#### ROWS ####

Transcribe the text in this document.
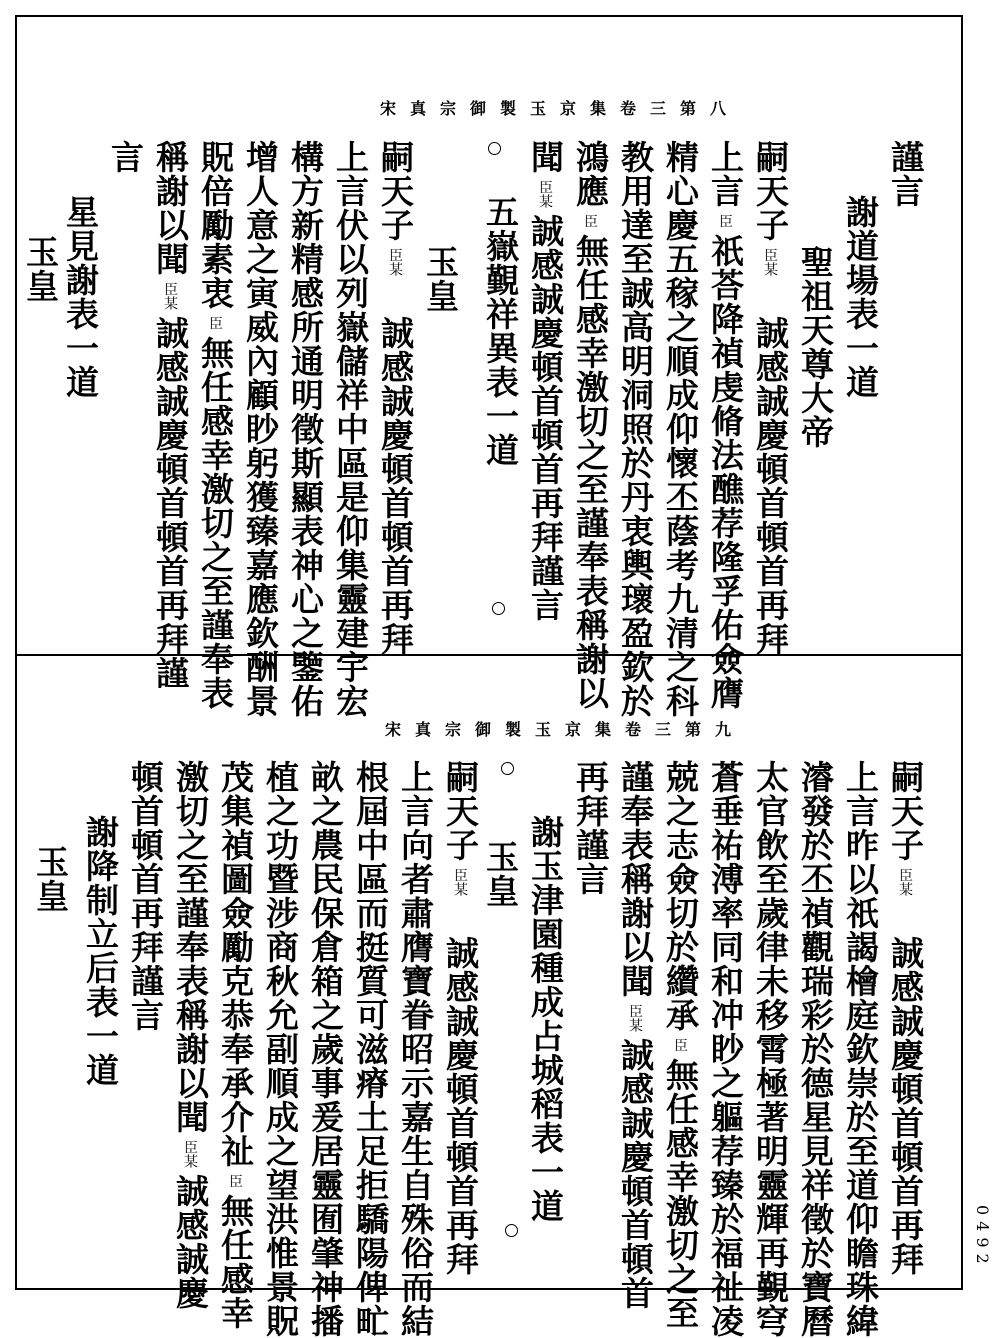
0492
宋真宗御製玉京集卷三第八
宋真宗御製玉京集卷三第九
謹言
謝道場表一道
聖祖天尊大帝
嗣天子臣某　誠感誠慶頓首頓首再拜
上言臣祇荅降禎虔脩法醮荐隆孚佑僉膺
精心慶五稼之順成仰懷丕蔭考九清之科
教用達至誠高明洞照於丹衷輿瓌盈欽於
鴻應臣無任感幸激切之至謹奉表稱謝以
聞臣某誠感誠慶頓首頓首再拜謹言
五嶽覲祥異表一道
玉皇
嗣天子臣某　誠感誠慶頓首頓首再拜
上言伏以列嶽儲祥中區是仰集靈建宇宏
構方新精感所通明徵斯顯表神心之鑒佑
增人意之寅威內顧眇躬獲臻嘉應欽酬景
貺倍勵素衷臣無任感幸激切之至謹奉表
稱謝以聞臣某誠感誠慶頓首頓首再拜謹
言
星見謝表一道
玉皇
嗣天子臣某　誠感誠慶頓首頓首再拜
上言昨以祇謁檜庭欽崇於至道仰瞻珠緯
濬發於丕禎觀瑞彩於德星見祥徵於寶曆
太官飲至歲律未移霄極著明靈輝再覲穹
蒼垂祐溥率同和冲眇之軀荐臻於福祉凌
兢之志僉切於纘承臣無任感幸激切之至
謹奉表稱謝以聞臣某誠感誠慶頓首頓首
再拜謹言
謝玉津園種成占城稻表一道
玉皇
嗣天子臣某　誠感誠慶頓首頓首再拜
上言向者肅膺寶眷昭示嘉生自殊俗而結
根屆中區而挺質可滋瘠土足拒驕陽俾甿
畝之農民保倉箱之歲事爰居靈囿肇神播
植之功暨涉商秋允副順成之望洪惟景貺
茂集禎圖僉勵克恭奉承介祉臣無任感幸
激切之至謹奉表稱謝以聞臣某誠感誠慶
頓首頓首再拜謹言
謝降制立后表一道
玉皇
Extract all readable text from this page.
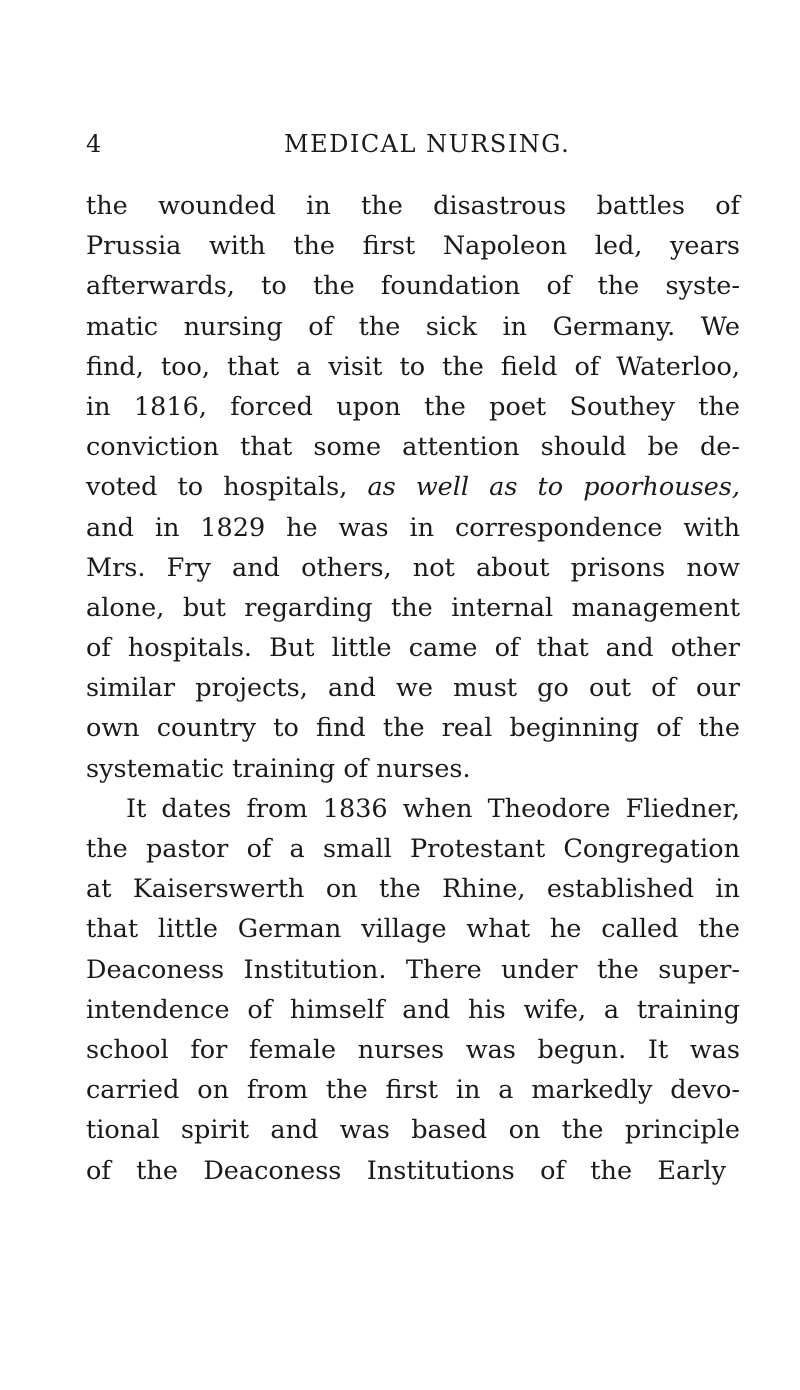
4	MEDICAL NURSING.
the wounded in the disastrous battles of
Prussia with the first Napoleon led, years
afterwards, to the foundation of the syste-
matic nursing of the sick in Germany. We
find, too, that a visit to the field of Waterloo,
in 1816, forced upon the poet Southey the
conviction that some attention should be de-
voted to hospitals, as well as to poorhouses,
and in 1829 he was in correspondence with
Mrs. Fry and others, not about prisons now
alone, but regarding the internal management
of hospitals. But little came of that and other
similar projects, and we must go out of our
own country to find the real beginning of the
systematic training of nurses.
It dates from 1836 when Theodore Fliedner,
the pastor of a small Protestant Congregation
at Kaiserswerth on the Rhine, established in
that little German village what he called the
Deaconess Institution. There under the super-
intendence of himself and his wife, a training
school for female nurses was begun. It was
carried on from the first in a markedly devo-
tional spirit and was based on the principle
of the Deaconess Institutions of the Early
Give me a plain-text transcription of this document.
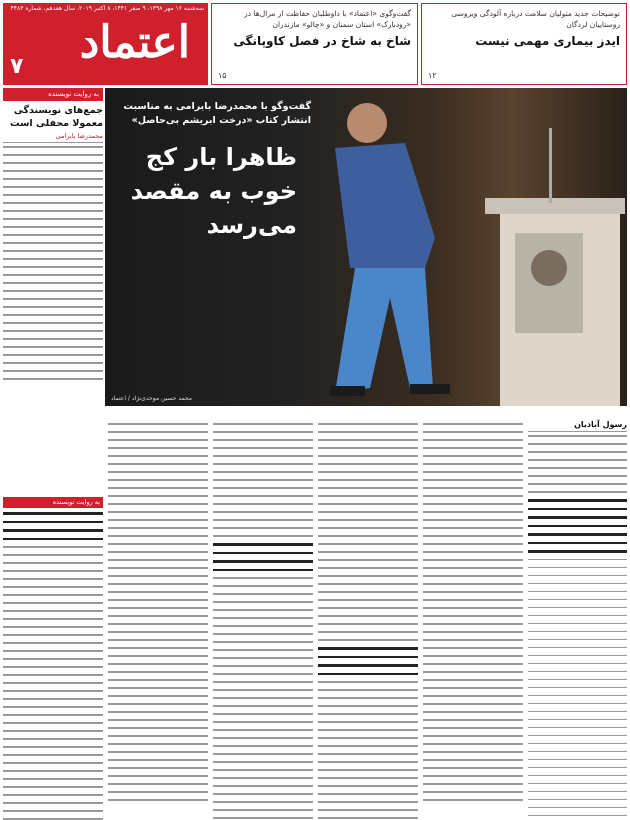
سه‌شنبه ۱۶ مهر ۱۳۹۸، ۹ صفر ۱۴۴۱، ۸ اکتبر ۲۰۱۹، سال هفدهم، شماره ۴۴۸۳
اعتماد
۷
گفت‌وگوی «اعتماد» با داوطلبان حفاظت از مرال‌ها در «رودبارک» استان سمنان و «چالو» مازندران
شاخ به شاخ در فصل کاوپانگی
۱۵
توضیحات جدید متولیان سلامت درباره آلودگی ویروسی روستاییان لردگان
ایدز بیماری مهمی نیست
۱۲
گفت‌وگو با محمدرضا بایرامی به مناسبت انتشار کتاب «درخت ابریشم بی‌حاصل»
ظاهرا بار کج خوب به مقصد می‌رسد
محمد حسین موحدی‌نژاد / اعتماد
به روایت نویسنده
جمع‌های نویسندگی معمولا محفلی است
محمدرضا بایرامی
به روایت نویسنده
رسول آبادیان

####

GOAL -> Print all the records again exactly; do not include any picture.

FINAL RESULT ->
Transcribe the text in this document.
0492
宋真宗御製玉京集卷三第八
宋真宗御製玉京集卷三第九
謹言
謝道場表一道
聖祖天尊大帝
嗣天子臣某　誠感誠慶頓首頓首再拜
上言臣祇荅降禎虔脩法醮荐隆孚佑僉膺
精心慶五稼之順成仰懷丕蔭考九清之科
教用達至誠高明洞照於丹衷輿瓌盈欽於
鴻應臣無任感幸激切之至謹奉表稱謝以
聞臣某誠感誠慶頓首頓首再拜謹言
五嶽覲祥異表一道
玉皇
嗣天子臣某　誠感誠慶頓首頓首再拜
上言伏以列嶽儲祥中區是仰集靈建宇宏
構方新精感所通明徵斯顯表神心之鑒佑
增人意之寅威內顧眇躬獲臻嘉應欽酬景
貺倍勵素衷臣無任感幸激切之至謹奉表
稱謝以聞臣某誠感誠慶頓首頓首再拜謹
言
星見謝表一道
玉皇
嗣天子臣某　誠感誠慶頓首頓首再拜
上言昨以祇謁檜庭欽崇於至道仰瞻珠緯
濬發於丕禎觀瑞彩於德星見祥徵於寶曆
太官飲至歲律未移霄極著明靈輝再覲穹
蒼垂祐溥率同和冲眇之軀荐臻於福祉凌
兢之志僉切於纘承臣無任感幸激切之至
謹奉表稱謝以聞臣某誠感誠慶頓首頓首
再拜謹言
謝玉津園種成占城稻表一道
玉皇
嗣天子臣某　誠感誠慶頓首頓首再拜
上言向者肅膺寶眷昭示嘉生自殊俗而結
根屆中區而挺質可滋瘠土足拒驕陽俾甿
畝之農民保倉箱之歲事爰居靈囿肇神播
植之功暨涉商秋允副順成之望洪惟景貺
茂集禎圖僉勵克恭奉承介祉臣無任感幸
激切之至謹奉表稱謝以聞臣某誠感誠慶
頓首頓首再拜謹言
謝降制立后表一道
玉皇
Extract all readable text from this page.
4	MEDICAL NURSING.
the wounded in the disastrous battles of
Prussia with the first Napoleon led, years
afterwards, to the foundation of the syste-
matic nursing of the sick in Germany. We
find, too, that a visit to the field of Waterloo,
in 1816, forced upon the poet Southey the
conviction that some attention should be de-
voted to hospitals, as well as to poorhouses,
and in 1829 he was in correspondence with
Mrs. Fry and others, not about prisons now
alone, but regarding the internal management
of hospitals. But little came of that and other
similar projects, and we must go out of our
own country to find the real beginning of the
systematic training of nurses.
It dates from 1836 when Theodore Fliedner,
the pastor of a small Protestant Congregation
at Kaiserswerth on the Rhine, established in
that little German village what he called the
Deaconess Institution. There under the super-
intendence of himself and his wife, a training
school for female nurses was begun. It was
carried on from the first in a markedly devo-
tional spirit and was based on the principle
of the Deaconess Institutions of the Early
Give me a plain-text transcription of this document.
سه‌شنبه ۱۶ مهر ۱۳۹۸، ۹ صفر ۱۴۴۱، ۸ اکتبر ۲۰۱۹، سال هفدهم، شماره ۴۴۸۳
اعتماد
۷
گفت‌وگوی «اعتماد» با داوطلبان حفاظت از مرال‌ها در «رودبارک» استان سمنان و «چالو» مازندران
شاخ به شاخ در فصل کاوپانگی
۱۵
توضیحات جدید متولیان سلامت درباره آلودگی ویروسی روستاییان لردگان
ایدز بیماری مهمی نیست
۱۲
گفت‌وگو با محمدرضا بایرامی به مناسبت انتشار کتاب «درخت ابریشم بی‌حاصل»
ظاهرا بار کج خوب به مقصد می‌رسد
محمد حسین موحدی‌نژاد / اعتماد
به روایت نویسنده
جمع‌های نویسندگی معمولا محفلی است
محمدرضا بایرامی
به روایت نویسنده
رسول آبادیان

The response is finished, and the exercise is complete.